═════ TASK INPUT
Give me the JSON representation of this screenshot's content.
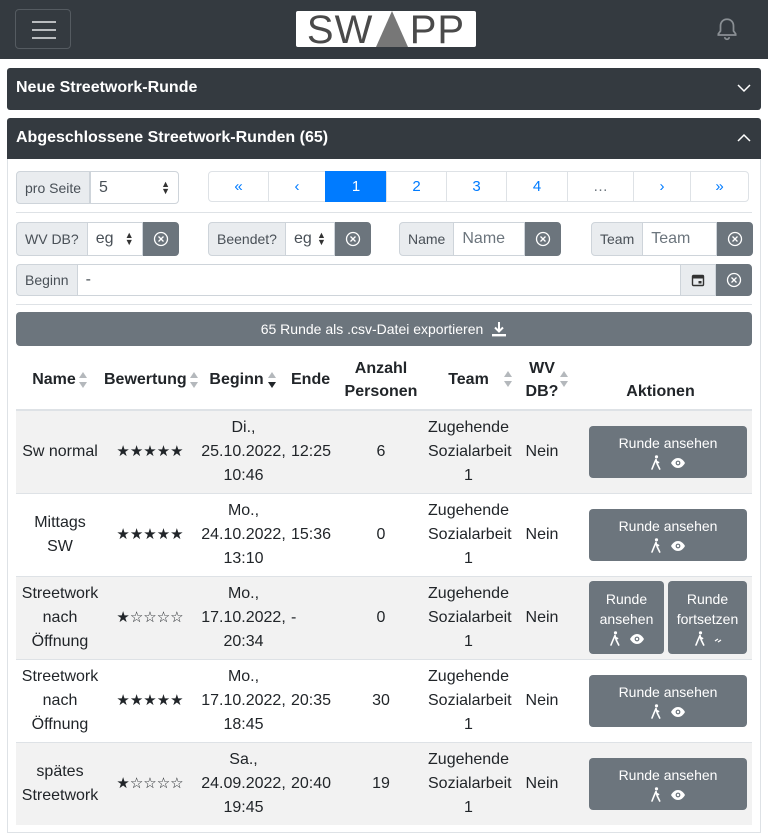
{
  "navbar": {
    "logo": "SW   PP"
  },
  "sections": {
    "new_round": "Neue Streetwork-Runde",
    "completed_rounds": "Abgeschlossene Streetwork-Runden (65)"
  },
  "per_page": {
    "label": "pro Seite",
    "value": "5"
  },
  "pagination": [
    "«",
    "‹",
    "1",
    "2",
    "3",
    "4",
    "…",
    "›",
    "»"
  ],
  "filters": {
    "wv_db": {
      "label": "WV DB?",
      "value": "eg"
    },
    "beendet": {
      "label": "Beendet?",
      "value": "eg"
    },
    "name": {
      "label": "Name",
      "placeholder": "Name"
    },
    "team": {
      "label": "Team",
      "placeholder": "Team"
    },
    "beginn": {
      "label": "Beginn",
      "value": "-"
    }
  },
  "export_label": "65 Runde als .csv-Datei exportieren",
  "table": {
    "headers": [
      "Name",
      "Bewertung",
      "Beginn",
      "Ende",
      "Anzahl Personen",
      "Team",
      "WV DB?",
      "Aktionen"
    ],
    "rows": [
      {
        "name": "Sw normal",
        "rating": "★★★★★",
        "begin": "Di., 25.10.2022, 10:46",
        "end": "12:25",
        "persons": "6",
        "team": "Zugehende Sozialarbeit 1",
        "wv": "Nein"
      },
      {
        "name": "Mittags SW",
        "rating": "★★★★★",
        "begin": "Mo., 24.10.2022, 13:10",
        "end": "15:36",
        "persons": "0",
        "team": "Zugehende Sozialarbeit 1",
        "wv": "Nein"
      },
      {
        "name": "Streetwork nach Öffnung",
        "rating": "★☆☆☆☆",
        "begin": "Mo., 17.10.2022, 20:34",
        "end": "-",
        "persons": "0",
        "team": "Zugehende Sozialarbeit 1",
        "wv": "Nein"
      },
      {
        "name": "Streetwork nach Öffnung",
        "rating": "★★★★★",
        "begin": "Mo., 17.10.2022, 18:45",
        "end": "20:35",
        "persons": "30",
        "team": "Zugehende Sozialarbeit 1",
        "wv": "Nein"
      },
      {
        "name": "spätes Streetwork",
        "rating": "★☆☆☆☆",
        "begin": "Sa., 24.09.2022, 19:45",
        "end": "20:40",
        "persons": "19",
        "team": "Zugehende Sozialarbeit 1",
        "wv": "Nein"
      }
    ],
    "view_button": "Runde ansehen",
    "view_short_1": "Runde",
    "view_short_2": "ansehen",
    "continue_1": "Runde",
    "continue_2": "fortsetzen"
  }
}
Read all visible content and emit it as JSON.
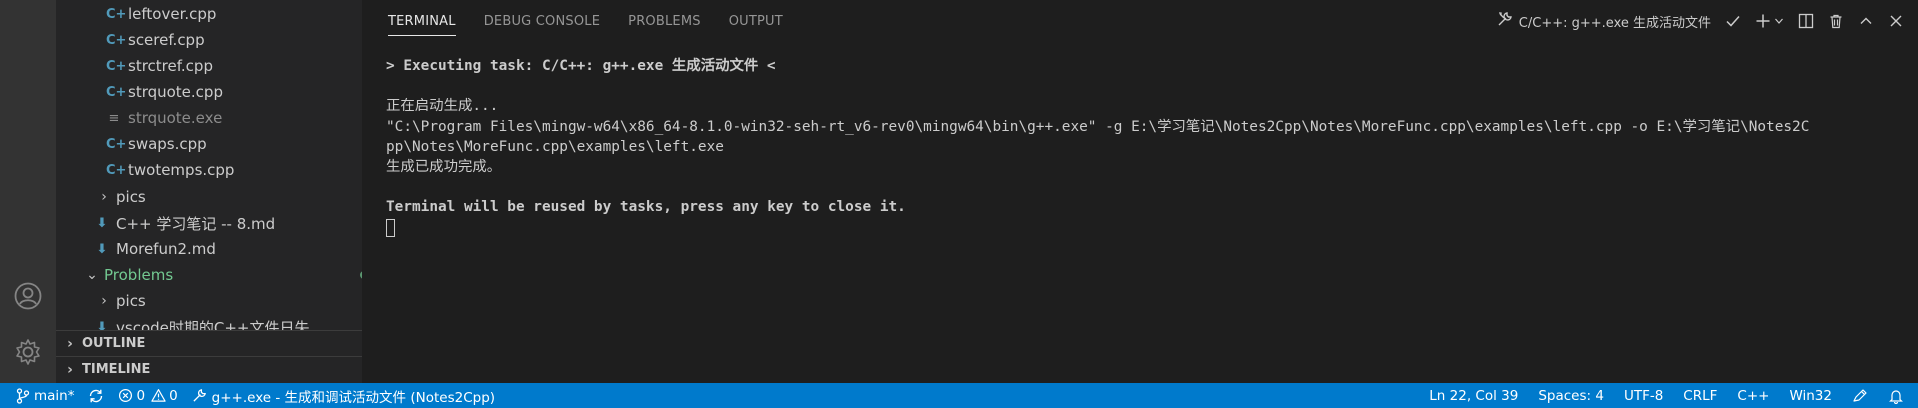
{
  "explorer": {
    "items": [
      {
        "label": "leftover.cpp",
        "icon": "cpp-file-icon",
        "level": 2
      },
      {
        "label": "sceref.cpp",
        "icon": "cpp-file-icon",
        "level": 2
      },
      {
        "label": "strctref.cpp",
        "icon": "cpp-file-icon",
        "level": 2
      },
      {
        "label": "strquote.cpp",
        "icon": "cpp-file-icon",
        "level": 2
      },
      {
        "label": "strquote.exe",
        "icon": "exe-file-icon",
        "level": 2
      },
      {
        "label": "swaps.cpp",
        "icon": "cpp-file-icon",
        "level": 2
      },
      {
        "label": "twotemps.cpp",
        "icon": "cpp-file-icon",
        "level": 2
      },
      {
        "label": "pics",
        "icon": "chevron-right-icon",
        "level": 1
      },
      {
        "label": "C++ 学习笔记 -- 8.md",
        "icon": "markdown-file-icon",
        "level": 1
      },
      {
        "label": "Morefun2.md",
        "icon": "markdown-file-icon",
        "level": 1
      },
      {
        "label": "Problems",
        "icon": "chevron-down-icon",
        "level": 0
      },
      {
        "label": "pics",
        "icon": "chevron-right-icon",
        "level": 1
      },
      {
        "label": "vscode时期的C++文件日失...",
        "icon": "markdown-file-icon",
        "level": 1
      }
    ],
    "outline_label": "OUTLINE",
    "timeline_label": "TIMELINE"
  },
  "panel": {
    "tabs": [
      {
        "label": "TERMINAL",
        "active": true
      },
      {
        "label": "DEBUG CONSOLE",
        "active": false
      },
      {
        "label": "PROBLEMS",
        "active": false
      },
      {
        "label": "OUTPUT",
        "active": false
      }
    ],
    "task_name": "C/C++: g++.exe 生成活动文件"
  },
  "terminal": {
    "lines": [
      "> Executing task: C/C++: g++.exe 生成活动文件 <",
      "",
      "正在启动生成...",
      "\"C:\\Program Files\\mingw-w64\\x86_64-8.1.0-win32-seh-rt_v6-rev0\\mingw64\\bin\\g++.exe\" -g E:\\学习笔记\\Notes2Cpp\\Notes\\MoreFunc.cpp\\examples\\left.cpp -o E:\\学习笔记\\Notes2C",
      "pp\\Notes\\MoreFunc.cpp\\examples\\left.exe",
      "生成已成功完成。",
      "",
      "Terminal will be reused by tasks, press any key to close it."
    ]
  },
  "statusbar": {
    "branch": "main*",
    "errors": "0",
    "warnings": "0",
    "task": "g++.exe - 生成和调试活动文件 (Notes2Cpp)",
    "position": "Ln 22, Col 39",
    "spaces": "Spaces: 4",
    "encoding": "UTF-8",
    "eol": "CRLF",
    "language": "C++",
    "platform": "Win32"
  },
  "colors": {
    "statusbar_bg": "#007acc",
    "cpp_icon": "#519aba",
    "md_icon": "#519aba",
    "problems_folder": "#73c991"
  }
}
══════════
> _TASK STATEMENT_: Leave out the pictures and transcribe the entries above exactly.

> _PROBLEM SOLUTION_:
Give me the JSON representation of this screenshot's content.
{
  "navbar": {
    "logo": "SW   PP"
  },
  "sections": {
    "new_round": "Neue Streetwork-Runde",
    "completed_rounds": "Abgeschlossene Streetwork-Runden (65)"
  },
  "per_page": {
    "label": "pro Seite",
    "value": "5"
  },
  "pagination": [
    "«",
    "‹",
    "1",
    "2",
    "3",
    "4",
    "…",
    "›",
    "»"
  ],
  "filters": {
    "wv_db": {
      "label": "WV DB?",
      "value": "eg"
    },
    "beendet": {
      "label": "Beendet?",
      "value": "eg"
    },
    "name": {
      "label": "Name",
      "placeholder": "Name"
    },
    "team": {
      "label": "Team",
      "placeholder": "Team"
    },
    "beginn": {
      "label": "Beginn",
      "value": "-"
    }
  },
  "export_label": "65 Runde als .csv-Datei exportieren",
  "table": {
    "headers": [
      "Name",
      "Bewertung",
      "Beginn",
      "Ende",
      "Anzahl Personen",
      "Team",
      "WV DB?",
      "Aktionen"
    ],
    "rows": [
      {
        "name": "Sw normal",
        "rating": "★★★★★",
        "begin": "Di., 25.10.2022, 10:46",
        "end": "12:25",
        "persons": "6",
        "team": "Zugehende Sozialarbeit 1",
        "wv": "Nein"
      },
      {
        "name": "Mittags SW",
        "rating": "★★★★★",
        "begin": "Mo., 24.10.2022, 13:10",
        "end": "15:36",
        "persons": "0",
        "team": "Zugehende Sozialarbeit 1",
        "wv": "Nein"
      },
      {
        "name": "Streetwork nach Öffnung",
        "rating": "★☆☆☆☆",
        "begin": "Mo., 17.10.2022, 20:34",
        "end": "-",
        "persons": "0",
        "team": "Zugehende Sozialarbeit 1",
        "wv": "Nein"
      },
      {
        "name": "Streetwork nach Öffnung",
        "rating": "★★★★★",
        "begin": "Mo., 17.10.2022, 18:45",
        "end": "20:35",
        "persons": "30",
        "team": "Zugehende Sozialarbeit 1",
        "wv": "Nein"
      },
      {
        "name": "spätes Streetwork",
        "rating": "★☆☆☆☆",
        "begin": "Sa., 24.09.2022, 19:45",
        "end": "20:40",
        "persons": "19",
        "team": "Zugehende Sozialarbeit 1",
        "wv": "Nein"
      }
    ],
    "view_button": "Runde ansehen",
    "view_short_1": "Runde",
    "view_short_2": "ansehen",
    "continue_1": "Runde",
    "continue_2": "fortsetzen"
  }
}
Read all visible content and emit it as JSON.
{
  "explorer": {
    "items": [
      {
        "label": "leftover.cpp",
        "icon": "cpp-file-icon",
        "level": 2
      },
      {
        "label": "sceref.cpp",
        "icon": "cpp-file-icon",
        "level": 2
      },
      {
        "label": "strctref.cpp",
        "icon": "cpp-file-icon",
        "level": 2
      },
      {
        "label": "strquote.cpp",
        "icon": "cpp-file-icon",
        "level": 2
      },
      {
        "label": "strquote.exe",
        "icon": "exe-file-icon",
        "level": 2
      },
      {
        "label": "swaps.cpp",
        "icon": "cpp-file-icon",
        "level": 2
      },
      {
        "label": "twotemps.cpp",
        "icon": "cpp-file-icon",
        "level": 2
      },
      {
        "label": "pics",
        "icon": "chevron-right-icon",
        "level": 1
      },
      {
        "label": "C++ 学习笔记 -- 8.md",
        "icon": "markdown-file-icon",
        "level": 1
      },
      {
        "label": "Morefun2.md",
        "icon": "markdown-file-icon",
        "level": 1
      },
      {
        "label": "Problems",
        "icon": "chevron-down-icon",
        "level": 0
      },
      {
        "label": "pics",
        "icon": "chevron-right-icon",
        "level": 1
      },
      {
        "label": "vscode时期的C++文件日失...",
        "icon": "markdown-file-icon",
        "level": 1
      }
    ],
    "outline_label": "OUTLINE",
    "timeline_label": "TIMELINE"
  },
  "panel": {
    "tabs": [
      {
        "label": "TERMINAL",
        "active": true
      },
      {
        "label": "DEBUG CONSOLE",
        "active": false
      },
      {
        "label": "PROBLEMS",
        "active": false
      },
      {
        "label": "OUTPUT",
        "active": false
      }
    ],
    "task_name": "C/C++: g++.exe 生成活动文件"
  },
  "terminal": {
    "lines": [
      "> Executing task: C/C++: g++.exe 生成活动文件 <",
      "",
      "正在启动生成...",
      "\"C:\\Program Files\\mingw-w64\\x86_64-8.1.0-win32-seh-rt_v6-rev0\\mingw64\\bin\\g++.exe\" -g E:\\学习笔记\\Notes2Cpp\\Notes\\MoreFunc.cpp\\examples\\left.cpp -o E:\\学习笔记\\Notes2C",
      "pp\\Notes\\MoreFunc.cpp\\examples\\left.exe",
      "生成已成功完成。",
      "",
      "Terminal will be reused by tasks, press any key to close it."
    ]
  },
  "statusbar": {
    "branch": "main*",
    "errors": "0",
    "warnings": "0",
    "task": "g++.exe - 生成和调试活动文件 (Notes2Cpp)",
    "position": "Ln 22, Col 39",
    "spaces": "Spaces: 4",
    "encoding": "UTF-8",
    "eol": "CRLF",
    "language": "C++",
    "platform": "Win32"
  },
  "colors": {
    "statusbar_bg": "#007acc",
    "cpp_icon": "#519aba",
    "md_icon": "#519aba",
    "problems_folder": "#73c991"
  }
}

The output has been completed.